*Work instructions*:
Each line below with the string "Plutôt" should be copied.

(Collected data)
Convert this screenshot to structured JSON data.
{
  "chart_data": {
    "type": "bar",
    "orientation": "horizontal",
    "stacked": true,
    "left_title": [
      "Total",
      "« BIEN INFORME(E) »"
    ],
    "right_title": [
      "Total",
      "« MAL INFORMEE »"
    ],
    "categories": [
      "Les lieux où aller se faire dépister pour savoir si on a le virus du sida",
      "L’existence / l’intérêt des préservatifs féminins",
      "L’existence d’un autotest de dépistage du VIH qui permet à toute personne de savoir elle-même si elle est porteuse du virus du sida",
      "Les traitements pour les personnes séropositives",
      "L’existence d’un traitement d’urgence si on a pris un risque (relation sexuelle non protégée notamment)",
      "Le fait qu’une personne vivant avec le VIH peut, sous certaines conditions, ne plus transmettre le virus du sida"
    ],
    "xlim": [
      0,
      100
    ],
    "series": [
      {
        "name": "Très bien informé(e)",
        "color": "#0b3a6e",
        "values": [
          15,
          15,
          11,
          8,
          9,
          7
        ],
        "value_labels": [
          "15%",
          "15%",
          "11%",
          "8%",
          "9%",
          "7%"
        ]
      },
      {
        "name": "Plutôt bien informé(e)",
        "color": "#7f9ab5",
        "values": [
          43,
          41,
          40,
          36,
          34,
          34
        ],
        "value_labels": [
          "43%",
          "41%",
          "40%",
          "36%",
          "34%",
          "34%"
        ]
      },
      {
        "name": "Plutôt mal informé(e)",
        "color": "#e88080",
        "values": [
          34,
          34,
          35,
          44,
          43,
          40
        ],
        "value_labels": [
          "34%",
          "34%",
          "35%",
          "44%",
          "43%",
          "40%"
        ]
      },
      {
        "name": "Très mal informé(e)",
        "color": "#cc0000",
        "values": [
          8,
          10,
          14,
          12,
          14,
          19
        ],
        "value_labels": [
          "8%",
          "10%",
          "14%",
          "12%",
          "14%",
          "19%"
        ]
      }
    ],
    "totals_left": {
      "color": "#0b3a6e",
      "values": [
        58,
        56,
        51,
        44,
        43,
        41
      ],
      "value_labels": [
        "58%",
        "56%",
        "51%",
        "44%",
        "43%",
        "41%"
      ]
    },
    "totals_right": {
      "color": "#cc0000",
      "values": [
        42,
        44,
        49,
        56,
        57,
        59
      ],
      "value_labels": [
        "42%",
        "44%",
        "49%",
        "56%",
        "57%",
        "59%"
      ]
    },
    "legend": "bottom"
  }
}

*Output below*:
        "name": "Plutôt bien informé(e)",
        "name": "Plutôt mal informé(e)",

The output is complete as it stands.